Data listing:
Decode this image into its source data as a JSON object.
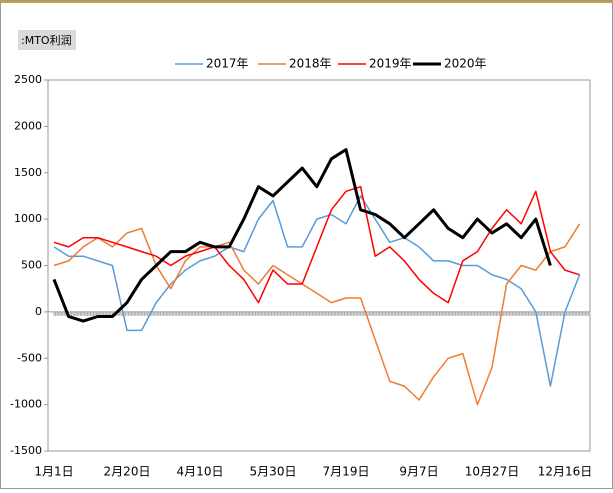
{
  "chart_data": {
    "type": "line",
    "title": ":MTO利润",
    "categories": [
      "1月1日",
      null,
      null,
      null,
      null,
      "2月20日",
      null,
      null,
      null,
      null,
      "4月10日",
      null,
      null,
      null,
      null,
      "5月30日",
      null,
      null,
      null,
      null,
      "7月19日",
      null,
      null,
      null,
      null,
      "9月7日",
      null,
      null,
      null,
      null,
      "10月27日",
      null,
      null,
      null,
      null,
      "12月16日",
      null
    ],
    "series": [
      {
        "name": "2017年",
        "color": "#5b9bd5",
        "width": 1.5,
        "values": [
          700,
          600,
          600,
          550,
          500,
          -200,
          -200,
          100,
          300,
          450,
          550,
          600,
          700,
          650,
          1000,
          1200,
          700,
          700,
          1000,
          1050,
          950,
          1250,
          1000,
          750,
          800,
          700,
          550,
          550,
          500,
          500,
          400,
          350,
          250,
          0,
          -800,
          0,
          400
        ]
      },
      {
        "name": "2018年",
        "color": "#ed7d31",
        "width": 1.5,
        "values": [
          500,
          550,
          700,
          800,
          700,
          850,
          900,
          500,
          250,
          550,
          700,
          700,
          750,
          450,
          300,
          500,
          400,
          300,
          200,
          100,
          150,
          150,
          -300,
          -750,
          -800,
          -950,
          -700,
          -500,
          -450,
          -1000,
          -600,
          300,
          500,
          450,
          650,
          700,
          950
        ]
      },
      {
        "name": "2019年",
        "color": "#ff0000",
        "width": 1.5,
        "values": [
          750,
          700,
          800,
          800,
          750,
          700,
          650,
          600,
          500,
          600,
          650,
          700,
          500,
          350,
          100,
          450,
          300,
          300,
          700,
          1100,
          1300,
          1350,
          600,
          700,
          550,
          350,
          200,
          100,
          550,
          650,
          900,
          1100,
          950,
          1300,
          650,
          450,
          400
        ]
      },
      {
        "name": "2020年",
        "color": "#000000",
        "width": 3,
        "values": [
          350,
          -50,
          -100,
          -50,
          -50,
          100,
          350,
          500,
          650,
          650,
          750,
          700,
          700,
          1000,
          1350,
          1250,
          1400,
          1550,
          1350,
          1650,
          1750,
          1100,
          1050,
          950,
          800,
          950,
          1100,
          900,
          800,
          1000,
          850,
          950,
          800,
          1000,
          500,
          null,
          null
        ]
      }
    ],
    "ylim": [
      -1500,
      2500
    ],
    "yticks": [
      -1500,
      -1000,
      -500,
      0,
      500,
      1000,
      1500,
      2000,
      2500
    ],
    "grid": false
  }
}
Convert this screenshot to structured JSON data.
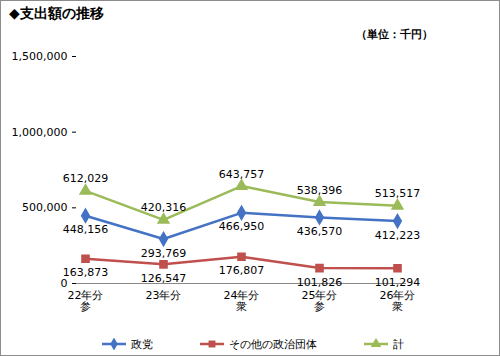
{
  "chart_data": {
    "type": "line",
    "title": "◆支出額の推移",
    "subtitle": "（単位：千円）",
    "categories": [
      "22年分\n参",
      "23年分",
      "24年分\n衆",
      "25年分\n参",
      "26年分\n衆"
    ],
    "series": [
      {
        "name": "政党",
        "color": "#4472C4",
        "marker": "diamond",
        "values": [
          448156,
          293769,
          466950,
          436570,
          412223
        ],
        "value_labels": [
          "448,156",
          "293,769",
          "466,950",
          "436,570",
          "412,223"
        ]
      },
      {
        "name": "その他の政治団体",
        "color": "#C0504D",
        "marker": "square",
        "values": [
          163873,
          126547,
          176807,
          101826,
          101294
        ],
        "value_labels": [
          "163,873",
          "126,547",
          "176,807",
          "101,826",
          "101,294"
        ]
      },
      {
        "name": "計",
        "color": "#9BBB59",
        "marker": "triangle",
        "values": [
          612029,
          420316,
          643757,
          538396,
          513517
        ],
        "value_labels": [
          "612,029",
          "420,316",
          "643,757",
          "538,396",
          "513,517"
        ]
      }
    ],
    "ylim": [
      0,
      1500000
    ],
    "yticks": [
      0,
      {
        "value": 500000,
        "label": "500,000"
      },
      {
        "value": 1000000,
        "label": "1,000,000"
      },
      {
        "value": 1500000,
        "label": "1,500,000"
      }
    ],
    "grid": false,
    "data_labels": true,
    "legend": "bottom"
  }
}
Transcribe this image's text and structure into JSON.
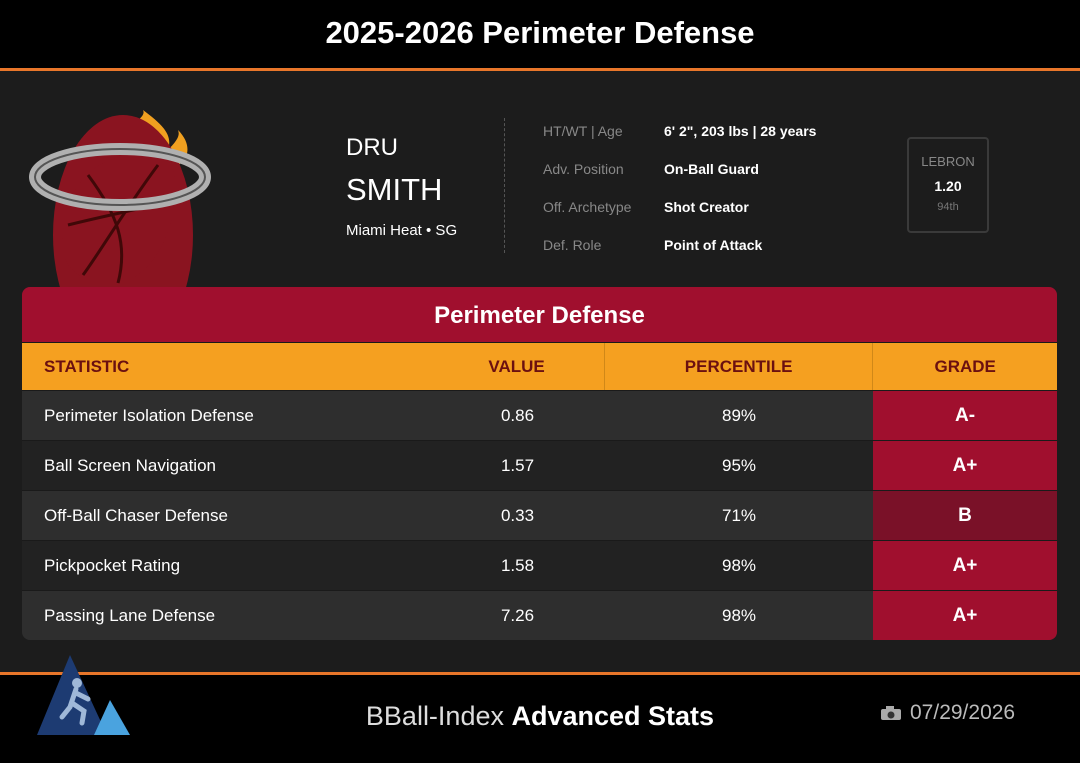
{
  "header": {
    "title": "2025-2026 Perimeter Defense"
  },
  "player": {
    "first_name": "DRU",
    "last_name": "SMITH",
    "team_position": "Miami Heat • SG"
  },
  "bio": [
    {
      "label": "HT/WT | Age",
      "value": "6' 2\", 203 lbs | 28 years"
    },
    {
      "label": "Adv. Position",
      "value": "On-Ball Guard"
    },
    {
      "label": "Off. Archetype",
      "value": "Shot Creator"
    },
    {
      "label": "Def. Role",
      "value": "Point of Attack"
    }
  ],
  "lebron": {
    "label": "LEBRON",
    "value": "1.20",
    "rank": "94th"
  },
  "table": {
    "title": "Perimeter Defense",
    "columns": [
      "STATISTIC",
      "VALUE",
      "PERCENTILE",
      "GRADE"
    ],
    "rows": [
      [
        "Perimeter Isolation Defense",
        "0.86",
        "89%",
        "A-"
      ],
      [
        "Ball Screen Navigation",
        "1.57",
        "95%",
        "A+"
      ],
      [
        "Off-Ball Chaser Defense",
        "0.33",
        "71%",
        "B"
      ],
      [
        "Pickpocket Rating",
        "1.58",
        "98%",
        "A+"
      ],
      [
        "Passing Lane Defense",
        "7.26",
        "98%",
        "A+"
      ]
    ]
  },
  "footer": {
    "brand_light": "BBall-Index",
    "brand_bold": "Advanced Stats",
    "date": "07/29/2026"
  }
}
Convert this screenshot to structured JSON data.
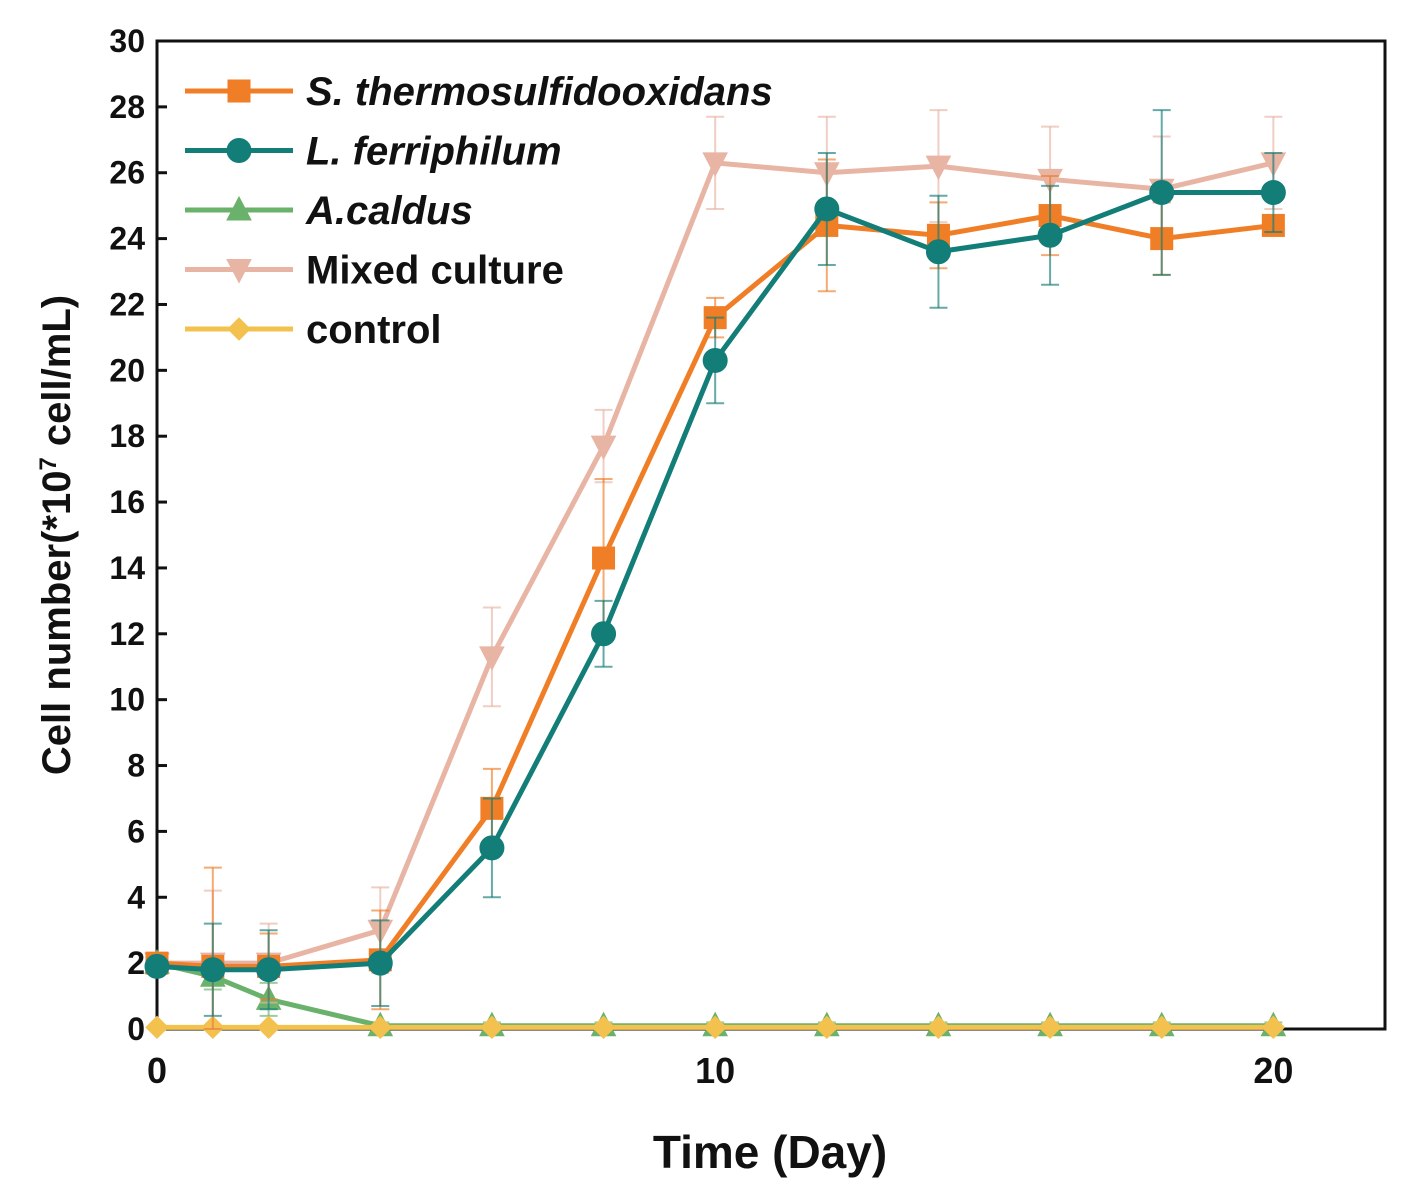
{
  "chart_data": {
    "type": "line",
    "title": "",
    "xlabel": "Time (Day)",
    "ylabel_main": "Cell number(*10",
    "ylabel_sup": "7",
    "ylabel_tail": " cell/mL)",
    "xlim": [
      0,
      22
    ],
    "ylim": [
      0,
      30
    ],
    "xticks": [
      0,
      10,
      20
    ],
    "yticks": [
      0,
      2,
      4,
      6,
      8,
      10,
      12,
      14,
      16,
      18,
      20,
      22,
      24,
      26,
      28,
      30
    ],
    "legend_position": "top-left",
    "grid": false,
    "series": [
      {
        "name": "S. thermosulfidooxidans",
        "italic": true,
        "color": "#f07e26",
        "marker": "square",
        "x": [
          0,
          1,
          2,
          4,
          6,
          8,
          10,
          12,
          14,
          16,
          18,
          20
        ],
        "y": [
          2.0,
          1.9,
          1.9,
          2.1,
          6.7,
          14.3,
          21.6,
          24.4,
          24.1,
          24.7,
          24.0,
          24.4
        ],
        "err": [
          0.2,
          3.0,
          1.0,
          1.5,
          1.2,
          2.4,
          0.6,
          2.0,
          1.0,
          1.2,
          1.1,
          0.3
        ]
      },
      {
        "name": "L. ferriphilum",
        "italic": true,
        "color": "#137d78",
        "marker": "circle",
        "x": [
          0,
          1,
          2,
          4,
          6,
          8,
          10,
          12,
          14,
          16,
          18,
          20
        ],
        "y": [
          1.9,
          1.8,
          1.8,
          2.0,
          5.5,
          12.0,
          20.3,
          24.9,
          23.6,
          24.1,
          25.4,
          25.4
        ],
        "err": [
          0.2,
          1.4,
          1.2,
          1.3,
          1.5,
          1.0,
          1.3,
          1.7,
          1.7,
          1.5,
          2.5,
          1.2
        ]
      },
      {
        "name": "A.caldus",
        "italic": true,
        "color": "#6ab26b",
        "marker": "triangle-up",
        "x": [
          0,
          1,
          2,
          4,
          6,
          8,
          10,
          12,
          14,
          16,
          18,
          20
        ],
        "y": [
          2.0,
          1.6,
          0.9,
          0.1,
          0.1,
          0.1,
          0.1,
          0.1,
          0.1,
          0.1,
          0.1,
          0.1
        ],
        "err": [
          0.3,
          0.4,
          0.5,
          0.1,
          0.1,
          0.1,
          0.1,
          0.1,
          0.1,
          0.1,
          0.1,
          0.1
        ]
      },
      {
        "name": "Mixed culture",
        "italic": false,
        "color": "#e8b4a4",
        "marker": "triangle-down",
        "x": [
          0,
          1,
          2,
          4,
          6,
          8,
          10,
          12,
          14,
          16,
          18,
          20
        ],
        "y": [
          2.0,
          2.0,
          2.0,
          3.0,
          11.3,
          17.7,
          26.3,
          26.0,
          26.2,
          25.8,
          25.5,
          26.3
        ],
        "err": [
          0.3,
          2.2,
          1.2,
          1.3,
          1.5,
          1.1,
          1.4,
          1.7,
          1.7,
          1.6,
          1.6,
          1.4
        ]
      },
      {
        "name": "control",
        "italic": false,
        "color": "#f2c14e",
        "marker": "diamond",
        "x": [
          0,
          1,
          2,
          4,
          6,
          8,
          10,
          12,
          14,
          16,
          18,
          20
        ],
        "y": [
          0.05,
          0.05,
          0.05,
          0.05,
          0.05,
          0.05,
          0.05,
          0.05,
          0.05,
          0.05,
          0.05,
          0.05
        ],
        "err": [
          0,
          0,
          0,
          0,
          0,
          0,
          0,
          0,
          0,
          0,
          0,
          0
        ]
      }
    ]
  }
}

TASK TO CARRY OUT: Every line containing the string "JSON" must be listed.

WRITTEN REPLY:
Decode this image into its source data as a JSON object.
Convert this screenshot to structured JSON data.
Transcribe this image's text and structure into JSON.
Convert this screenshot to structured JSON data.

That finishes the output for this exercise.